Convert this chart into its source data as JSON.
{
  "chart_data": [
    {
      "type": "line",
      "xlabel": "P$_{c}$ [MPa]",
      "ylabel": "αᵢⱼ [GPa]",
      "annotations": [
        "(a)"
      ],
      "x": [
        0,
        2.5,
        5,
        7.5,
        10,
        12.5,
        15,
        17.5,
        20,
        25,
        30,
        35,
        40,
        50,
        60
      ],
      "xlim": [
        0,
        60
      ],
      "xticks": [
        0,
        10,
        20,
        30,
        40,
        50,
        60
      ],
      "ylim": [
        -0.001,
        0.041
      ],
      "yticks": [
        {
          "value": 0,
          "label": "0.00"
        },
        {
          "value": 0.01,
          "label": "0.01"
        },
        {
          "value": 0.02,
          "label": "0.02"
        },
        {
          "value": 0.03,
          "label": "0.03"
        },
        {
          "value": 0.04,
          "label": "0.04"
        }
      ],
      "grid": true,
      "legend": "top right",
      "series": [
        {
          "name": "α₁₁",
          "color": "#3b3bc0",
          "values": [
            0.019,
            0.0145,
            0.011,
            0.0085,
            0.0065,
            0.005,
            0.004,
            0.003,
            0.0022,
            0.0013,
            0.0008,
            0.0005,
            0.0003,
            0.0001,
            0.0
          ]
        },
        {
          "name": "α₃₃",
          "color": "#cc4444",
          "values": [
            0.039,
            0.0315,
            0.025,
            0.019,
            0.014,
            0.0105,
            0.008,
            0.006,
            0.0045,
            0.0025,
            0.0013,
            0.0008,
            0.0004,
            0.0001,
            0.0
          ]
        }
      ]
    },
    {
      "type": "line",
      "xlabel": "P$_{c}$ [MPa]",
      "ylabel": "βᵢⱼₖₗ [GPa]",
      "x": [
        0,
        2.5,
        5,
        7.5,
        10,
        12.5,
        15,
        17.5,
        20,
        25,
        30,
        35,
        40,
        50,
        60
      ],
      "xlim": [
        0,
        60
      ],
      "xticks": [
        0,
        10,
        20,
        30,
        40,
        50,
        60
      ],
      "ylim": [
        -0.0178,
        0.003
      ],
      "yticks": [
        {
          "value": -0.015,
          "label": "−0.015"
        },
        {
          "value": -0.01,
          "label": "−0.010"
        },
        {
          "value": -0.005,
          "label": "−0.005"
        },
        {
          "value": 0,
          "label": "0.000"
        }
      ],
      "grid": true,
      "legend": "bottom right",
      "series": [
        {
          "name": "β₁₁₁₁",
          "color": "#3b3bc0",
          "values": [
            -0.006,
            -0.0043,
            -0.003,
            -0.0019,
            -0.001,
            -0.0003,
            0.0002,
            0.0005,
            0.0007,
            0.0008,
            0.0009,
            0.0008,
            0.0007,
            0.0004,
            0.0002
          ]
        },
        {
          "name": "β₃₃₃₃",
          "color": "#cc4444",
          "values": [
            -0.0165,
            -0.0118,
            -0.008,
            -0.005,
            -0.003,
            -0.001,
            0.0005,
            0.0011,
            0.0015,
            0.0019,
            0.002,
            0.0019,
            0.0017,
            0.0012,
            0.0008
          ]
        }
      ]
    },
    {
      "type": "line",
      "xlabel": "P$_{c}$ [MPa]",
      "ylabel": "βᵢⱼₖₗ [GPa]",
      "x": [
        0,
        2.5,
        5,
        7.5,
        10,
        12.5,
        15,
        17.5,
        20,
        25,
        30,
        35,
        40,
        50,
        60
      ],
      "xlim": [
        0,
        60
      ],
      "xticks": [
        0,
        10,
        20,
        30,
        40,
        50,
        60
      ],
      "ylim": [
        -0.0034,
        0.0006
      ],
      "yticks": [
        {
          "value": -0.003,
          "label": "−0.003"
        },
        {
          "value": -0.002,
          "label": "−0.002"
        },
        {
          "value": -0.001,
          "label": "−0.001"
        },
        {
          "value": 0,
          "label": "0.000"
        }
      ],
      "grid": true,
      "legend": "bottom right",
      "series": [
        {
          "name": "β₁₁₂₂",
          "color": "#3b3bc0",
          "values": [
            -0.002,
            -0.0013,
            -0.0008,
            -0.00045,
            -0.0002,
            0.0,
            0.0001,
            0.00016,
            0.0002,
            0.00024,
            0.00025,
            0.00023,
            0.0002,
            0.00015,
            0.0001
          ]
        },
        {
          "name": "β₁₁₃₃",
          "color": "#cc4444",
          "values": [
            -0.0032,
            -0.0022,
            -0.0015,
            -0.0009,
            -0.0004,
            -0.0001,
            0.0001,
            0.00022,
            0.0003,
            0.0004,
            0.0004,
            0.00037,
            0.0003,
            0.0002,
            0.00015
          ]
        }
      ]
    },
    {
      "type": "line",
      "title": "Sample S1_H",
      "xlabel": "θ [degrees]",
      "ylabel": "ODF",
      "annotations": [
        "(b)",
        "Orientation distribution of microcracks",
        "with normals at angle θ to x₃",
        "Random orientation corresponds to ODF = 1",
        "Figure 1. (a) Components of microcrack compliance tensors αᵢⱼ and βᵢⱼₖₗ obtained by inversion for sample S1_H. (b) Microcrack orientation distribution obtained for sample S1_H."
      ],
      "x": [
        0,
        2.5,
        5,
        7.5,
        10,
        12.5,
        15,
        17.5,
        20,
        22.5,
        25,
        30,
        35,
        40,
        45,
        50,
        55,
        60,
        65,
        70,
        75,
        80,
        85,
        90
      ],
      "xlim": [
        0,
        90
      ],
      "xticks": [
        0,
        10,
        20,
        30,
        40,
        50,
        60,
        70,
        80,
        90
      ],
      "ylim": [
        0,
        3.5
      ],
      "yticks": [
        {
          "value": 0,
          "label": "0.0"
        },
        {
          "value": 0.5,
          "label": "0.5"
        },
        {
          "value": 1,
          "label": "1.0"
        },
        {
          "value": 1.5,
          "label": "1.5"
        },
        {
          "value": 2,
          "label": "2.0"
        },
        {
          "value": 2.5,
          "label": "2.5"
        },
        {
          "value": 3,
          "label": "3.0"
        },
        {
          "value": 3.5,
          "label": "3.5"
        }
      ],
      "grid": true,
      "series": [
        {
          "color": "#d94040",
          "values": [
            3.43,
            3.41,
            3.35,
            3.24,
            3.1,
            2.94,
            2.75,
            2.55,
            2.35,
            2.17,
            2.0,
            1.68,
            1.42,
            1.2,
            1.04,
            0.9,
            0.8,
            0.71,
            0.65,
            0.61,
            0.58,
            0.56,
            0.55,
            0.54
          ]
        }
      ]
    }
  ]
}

________________________________________

In the entries above, identify each line that includes the string "ylabel", then copy it.

== The reply ==
      "ylabel": "αᵢⱼ [GPa]",
      "ylabel": "βᵢⱼₖₗ [GPa]",
      "ylabel": "βᵢⱼₖₗ [GPa]",
      "ylabel": "ODF",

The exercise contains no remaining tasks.